# Aim:
Pick out each line below containing "pagtutulungan".

# Working data:
════════════════════
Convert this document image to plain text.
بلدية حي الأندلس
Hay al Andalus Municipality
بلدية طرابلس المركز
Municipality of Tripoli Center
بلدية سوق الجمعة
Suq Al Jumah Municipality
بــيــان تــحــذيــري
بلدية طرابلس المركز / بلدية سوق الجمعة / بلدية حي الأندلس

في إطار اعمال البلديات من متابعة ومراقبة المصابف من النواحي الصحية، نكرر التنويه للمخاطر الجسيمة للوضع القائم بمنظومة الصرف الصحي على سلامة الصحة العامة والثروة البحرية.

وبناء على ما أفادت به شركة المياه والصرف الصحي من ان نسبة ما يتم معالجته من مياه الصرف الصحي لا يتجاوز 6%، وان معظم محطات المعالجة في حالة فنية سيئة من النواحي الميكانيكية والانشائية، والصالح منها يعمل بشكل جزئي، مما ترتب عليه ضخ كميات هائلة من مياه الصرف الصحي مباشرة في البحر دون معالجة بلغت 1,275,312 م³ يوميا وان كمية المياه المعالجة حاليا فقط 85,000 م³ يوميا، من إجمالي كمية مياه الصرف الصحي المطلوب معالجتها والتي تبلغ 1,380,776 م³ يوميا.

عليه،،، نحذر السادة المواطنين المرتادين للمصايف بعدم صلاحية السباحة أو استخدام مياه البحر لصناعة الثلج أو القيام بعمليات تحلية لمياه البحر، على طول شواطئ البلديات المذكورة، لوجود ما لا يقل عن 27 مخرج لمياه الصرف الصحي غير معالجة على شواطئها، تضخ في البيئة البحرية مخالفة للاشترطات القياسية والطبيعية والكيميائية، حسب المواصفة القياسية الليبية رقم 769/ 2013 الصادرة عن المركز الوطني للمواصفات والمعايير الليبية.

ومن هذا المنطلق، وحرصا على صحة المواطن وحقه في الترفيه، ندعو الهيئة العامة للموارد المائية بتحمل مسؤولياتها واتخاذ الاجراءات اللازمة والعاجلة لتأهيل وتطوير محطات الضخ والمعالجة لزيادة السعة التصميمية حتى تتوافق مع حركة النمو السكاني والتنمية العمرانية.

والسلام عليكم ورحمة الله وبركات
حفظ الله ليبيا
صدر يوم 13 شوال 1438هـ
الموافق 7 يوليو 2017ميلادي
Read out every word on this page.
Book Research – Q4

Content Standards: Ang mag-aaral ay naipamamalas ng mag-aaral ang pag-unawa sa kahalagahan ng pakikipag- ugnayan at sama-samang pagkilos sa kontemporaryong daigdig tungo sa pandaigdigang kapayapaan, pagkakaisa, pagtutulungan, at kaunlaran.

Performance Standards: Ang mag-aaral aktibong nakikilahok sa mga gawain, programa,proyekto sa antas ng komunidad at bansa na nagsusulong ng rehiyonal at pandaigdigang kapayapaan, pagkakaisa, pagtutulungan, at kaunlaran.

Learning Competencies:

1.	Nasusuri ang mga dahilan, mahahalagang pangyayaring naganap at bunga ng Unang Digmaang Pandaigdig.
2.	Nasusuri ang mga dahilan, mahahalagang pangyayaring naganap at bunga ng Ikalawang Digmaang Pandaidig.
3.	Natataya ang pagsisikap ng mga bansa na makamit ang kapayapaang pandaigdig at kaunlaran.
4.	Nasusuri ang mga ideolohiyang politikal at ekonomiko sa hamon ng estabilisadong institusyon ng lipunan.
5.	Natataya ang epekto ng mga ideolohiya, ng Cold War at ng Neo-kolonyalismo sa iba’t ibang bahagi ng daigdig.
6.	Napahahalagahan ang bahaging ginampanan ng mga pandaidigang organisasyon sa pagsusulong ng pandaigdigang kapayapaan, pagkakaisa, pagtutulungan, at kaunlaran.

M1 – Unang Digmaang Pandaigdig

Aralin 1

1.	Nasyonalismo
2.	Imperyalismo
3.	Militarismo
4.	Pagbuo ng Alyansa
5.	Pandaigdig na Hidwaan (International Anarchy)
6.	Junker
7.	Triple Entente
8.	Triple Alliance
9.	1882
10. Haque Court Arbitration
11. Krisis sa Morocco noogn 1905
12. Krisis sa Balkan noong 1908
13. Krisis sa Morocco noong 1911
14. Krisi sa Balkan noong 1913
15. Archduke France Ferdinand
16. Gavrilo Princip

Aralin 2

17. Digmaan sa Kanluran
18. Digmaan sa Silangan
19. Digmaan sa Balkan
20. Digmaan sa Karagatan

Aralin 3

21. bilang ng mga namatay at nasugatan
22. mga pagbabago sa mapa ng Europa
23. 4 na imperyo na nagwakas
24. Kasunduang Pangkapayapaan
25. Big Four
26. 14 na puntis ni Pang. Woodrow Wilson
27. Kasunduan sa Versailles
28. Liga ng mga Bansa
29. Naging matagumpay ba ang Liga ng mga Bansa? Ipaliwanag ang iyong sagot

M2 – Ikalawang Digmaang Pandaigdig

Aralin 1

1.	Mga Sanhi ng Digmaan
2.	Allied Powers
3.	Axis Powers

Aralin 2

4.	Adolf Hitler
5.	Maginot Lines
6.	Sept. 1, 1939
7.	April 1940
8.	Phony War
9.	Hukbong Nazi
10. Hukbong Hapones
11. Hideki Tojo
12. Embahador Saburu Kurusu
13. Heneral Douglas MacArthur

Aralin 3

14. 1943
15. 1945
════════════════════
# Problem solution:
Content Standards: Ang mag-aaral ay naipamamalas ng mag-aaral ang pag-unawa sa kahalagahan ng pakikipag- ugnayan at sama-samang pagkilos sa kontemporaryong daigdig tungo sa pandaigdigang kapayapaan, pagkakaisa, pagtutulungan, at kaunlaran.
Performance Standards: Ang mag-aaral aktibong nakikilahok sa mga gawain, programa,proyekto sa antas ng komunidad at bansa na nagsusulong ng rehiyonal at pandaigdigang kapayapaan, pagkakaisa, pagtutulungan, at kaunlaran.
6.	Napahahalagahan ang bahaging ginampanan ng mga pandaidigang organisasyon sa pagsusulong ng pandaigdigang kapayapaan, pagkakaisa, pagtutulungan, at kaunlaran.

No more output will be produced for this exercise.